## Aim
Your task is to restate the data word for word.

— START —

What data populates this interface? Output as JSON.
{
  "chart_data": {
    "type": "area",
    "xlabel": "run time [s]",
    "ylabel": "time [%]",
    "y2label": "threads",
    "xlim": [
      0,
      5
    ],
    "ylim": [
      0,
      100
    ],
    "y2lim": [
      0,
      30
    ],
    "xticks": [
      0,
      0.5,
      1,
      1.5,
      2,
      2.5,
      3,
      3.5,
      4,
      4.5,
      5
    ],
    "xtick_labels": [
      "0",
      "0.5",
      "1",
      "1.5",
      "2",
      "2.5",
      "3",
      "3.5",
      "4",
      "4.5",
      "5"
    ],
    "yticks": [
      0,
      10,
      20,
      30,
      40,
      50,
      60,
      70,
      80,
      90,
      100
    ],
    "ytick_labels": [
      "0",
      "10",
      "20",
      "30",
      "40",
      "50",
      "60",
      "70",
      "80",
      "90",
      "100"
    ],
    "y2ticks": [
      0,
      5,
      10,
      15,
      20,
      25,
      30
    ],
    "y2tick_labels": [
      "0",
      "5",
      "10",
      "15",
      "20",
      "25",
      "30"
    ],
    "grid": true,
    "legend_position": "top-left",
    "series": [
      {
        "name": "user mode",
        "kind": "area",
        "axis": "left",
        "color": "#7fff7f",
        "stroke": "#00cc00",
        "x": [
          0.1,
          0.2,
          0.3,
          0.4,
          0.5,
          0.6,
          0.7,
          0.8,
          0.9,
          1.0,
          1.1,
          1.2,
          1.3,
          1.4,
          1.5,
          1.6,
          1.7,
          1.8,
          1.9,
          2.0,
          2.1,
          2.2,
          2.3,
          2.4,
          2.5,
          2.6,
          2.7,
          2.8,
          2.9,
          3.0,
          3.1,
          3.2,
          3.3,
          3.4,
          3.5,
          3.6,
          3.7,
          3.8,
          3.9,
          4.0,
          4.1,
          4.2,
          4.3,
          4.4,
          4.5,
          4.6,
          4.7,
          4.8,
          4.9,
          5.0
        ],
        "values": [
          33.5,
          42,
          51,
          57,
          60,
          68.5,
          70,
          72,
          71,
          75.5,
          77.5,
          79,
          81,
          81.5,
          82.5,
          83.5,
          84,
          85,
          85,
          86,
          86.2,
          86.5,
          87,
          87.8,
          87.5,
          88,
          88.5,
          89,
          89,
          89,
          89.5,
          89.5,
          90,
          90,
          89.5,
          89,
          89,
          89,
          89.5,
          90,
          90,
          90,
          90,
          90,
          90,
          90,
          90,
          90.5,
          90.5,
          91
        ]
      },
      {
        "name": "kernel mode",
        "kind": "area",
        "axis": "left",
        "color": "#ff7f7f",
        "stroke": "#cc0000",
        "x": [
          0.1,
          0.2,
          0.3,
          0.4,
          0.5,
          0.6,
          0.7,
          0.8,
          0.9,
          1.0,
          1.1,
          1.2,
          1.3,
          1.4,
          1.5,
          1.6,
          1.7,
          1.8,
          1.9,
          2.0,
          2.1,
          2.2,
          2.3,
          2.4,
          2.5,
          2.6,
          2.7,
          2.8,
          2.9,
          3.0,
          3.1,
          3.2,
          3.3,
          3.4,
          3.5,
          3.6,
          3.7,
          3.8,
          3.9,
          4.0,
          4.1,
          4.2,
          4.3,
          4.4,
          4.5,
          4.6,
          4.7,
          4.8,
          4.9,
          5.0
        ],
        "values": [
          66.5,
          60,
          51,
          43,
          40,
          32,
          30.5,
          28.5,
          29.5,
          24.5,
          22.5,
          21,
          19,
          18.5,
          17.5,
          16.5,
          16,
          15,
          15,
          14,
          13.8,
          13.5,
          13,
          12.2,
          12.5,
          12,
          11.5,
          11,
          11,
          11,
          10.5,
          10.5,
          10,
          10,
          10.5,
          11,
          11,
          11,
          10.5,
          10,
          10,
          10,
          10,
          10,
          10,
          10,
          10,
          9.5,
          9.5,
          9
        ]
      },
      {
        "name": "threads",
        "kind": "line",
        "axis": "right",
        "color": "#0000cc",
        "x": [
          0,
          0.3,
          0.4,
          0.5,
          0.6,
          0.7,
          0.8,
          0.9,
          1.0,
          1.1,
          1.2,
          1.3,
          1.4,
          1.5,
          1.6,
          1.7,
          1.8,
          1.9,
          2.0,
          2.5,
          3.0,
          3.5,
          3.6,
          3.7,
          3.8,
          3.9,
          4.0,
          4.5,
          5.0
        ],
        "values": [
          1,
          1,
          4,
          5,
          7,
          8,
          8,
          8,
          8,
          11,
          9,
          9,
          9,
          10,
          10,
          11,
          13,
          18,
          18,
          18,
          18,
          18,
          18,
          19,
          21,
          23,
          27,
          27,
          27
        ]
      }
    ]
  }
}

— END —

## Solution for this exercise
What data populates this interface? Output as JSON.
{
  "chart_data": {
    "type": "area",
    "xlabel": "run time [s]",
    "ylabel": "time [%]",
    "y2label": "threads",
    "xlim": [
      0,
      5
    ],
    "ylim": [
      0,
      100
    ],
    "y2lim": [
      0,
      30
    ],
    "xticks": [
      0,
      0.5,
      1,
      1.5,
      2,
      2.5,
      3,
      3.5,
      4,
      4.5,
      5
    ],
    "xtick_labels": [
      "0",
      "0.5",
      "1",
      "1.5",
      "2",
      "2.5",
      "3",
      "3.5",
      "4",
      "4.5",
      "5"
    ],
    "yticks": [
      0,
      10,
      20,
      30,
      40,
      50,
      60,
      70,
      80,
      90,
      100
    ],
    "ytick_labels": [
      "0",
      "10",
      "20",
      "30",
      "40",
      "50",
      "60",
      "70",
      "80",
      "90",
      "100"
    ],
    "y2ticks": [
      0,
      5,
      10,
      15,
      20,
      25,
      30
    ],
    "y2tick_labels": [
      "0",
      "5",
      "10",
      "15",
      "20",
      "25",
      "30"
    ],
    "grid": true,
    "legend_position": "top-left",
    "series": [
      {
        "name": "user mode",
        "kind": "area",
        "axis": "left",
        "color": "#7fff7f",
        "stroke": "#00cc00",
        "x": [
          0.1,
          0.2,
          0.3,
          0.4,
          0.5,
          0.6,
          0.7,
          0.8,
          0.9,
          1.0,
          1.1,
          1.2,
          1.3,
          1.4,
          1.5,
          1.6,
          1.7,
          1.8,
          1.9,
          2.0,
          2.1,
          2.2,
          2.3,
          2.4,
          2.5,
          2.6,
          2.7,
          2.8,
          2.9,
          3.0,
          3.1,
          3.2,
          3.3,
          3.4,
          3.5,
          3.6,
          3.7,
          3.8,
          3.9,
          4.0,
          4.1,
          4.2,
          4.3,
          4.4,
          4.5,
          4.6,
          4.7,
          4.8,
          4.9,
          5.0
        ],
        "values": [
          33.5,
          42,
          51,
          57,
          60,
          68.5,
          70,
          72,
          71,
          75.5,
          77.5,
          79,
          81,
          81.5,
          82.5,
          83.5,
          84,
          85,
          85,
          86,
          86.2,
          86.5,
          87,
          87.8,
          87.5,
          88,
          88.5,
          89,
          89,
          89,
          89.5,
          89.5,
          90,
          90,
          89.5,
          89,
          89,
          89,
          89.5,
          90,
          90,
          90,
          90,
          90,
          90,
          90,
          90,
          90.5,
          90.5,
          91
        ]
      },
      {
        "name": "kernel mode",
        "kind": "area",
        "axis": "left",
        "color": "#ff7f7f",
        "stroke": "#cc0000",
        "x": [
          0.1,
          0.2,
          0.3,
          0.4,
          0.5,
          0.6,
          0.7,
          0.8,
          0.9,
          1.0,
          1.1,
          1.2,
          1.3,
          1.4,
          1.5,
          1.6,
          1.7,
          1.8,
          1.9,
          2.0,
          2.1,
          2.2,
          2.3,
          2.4,
          2.5,
          2.6,
          2.7,
          2.8,
          2.9,
          3.0,
          3.1,
          3.2,
          3.3,
          3.4,
          3.5,
          3.6,
          3.7,
          3.8,
          3.9,
          4.0,
          4.1,
          4.2,
          4.3,
          4.4,
          4.5,
          4.6,
          4.7,
          4.8,
          4.9,
          5.0
        ],
        "values": [
          66.5,
          60,
          51,
          43,
          40,
          32,
          30.5,
          28.5,
          29.5,
          24.5,
          22.5,
          21,
          19,
          18.5,
          17.5,
          16.5,
          16,
          15,
          15,
          14,
          13.8,
          13.5,
          13,
          12.2,
          12.5,
          12,
          11.5,
          11,
          11,
          11,
          10.5,
          10.5,
          10,
          10,
          10.5,
          11,
          11,
          11,
          10.5,
          10,
          10,
          10,
          10,
          10,
          10,
          10,
          10,
          9.5,
          9.5,
          9
        ]
      },
      {
        "name": "threads",
        "kind": "line",
        "axis": "right",
        "color": "#0000cc",
        "x": [
          0,
          0.3,
          0.4,
          0.5,
          0.6,
          0.7,
          0.8,
          0.9,
          1.0,
          1.1,
          1.2,
          1.3,
          1.4,
          1.5,
          1.6,
          1.7,
          1.8,
          1.9,
          2.0,
          2.5,
          3.0,
          3.5,
          3.6,
          3.7,
          3.8,
          3.9,
          4.0,
          4.5,
          5.0
        ],
        "values": [
          1,
          1,
          4,
          5,
          7,
          8,
          8,
          8,
          8,
          11,
          9,
          9,
          9,
          10,
          10,
          11,
          13,
          18,
          18,
          18,
          18,
          18,
          18,
          19,
          21,
          23,
          27,
          27,
          27
        ]
      }
    ]
  }
}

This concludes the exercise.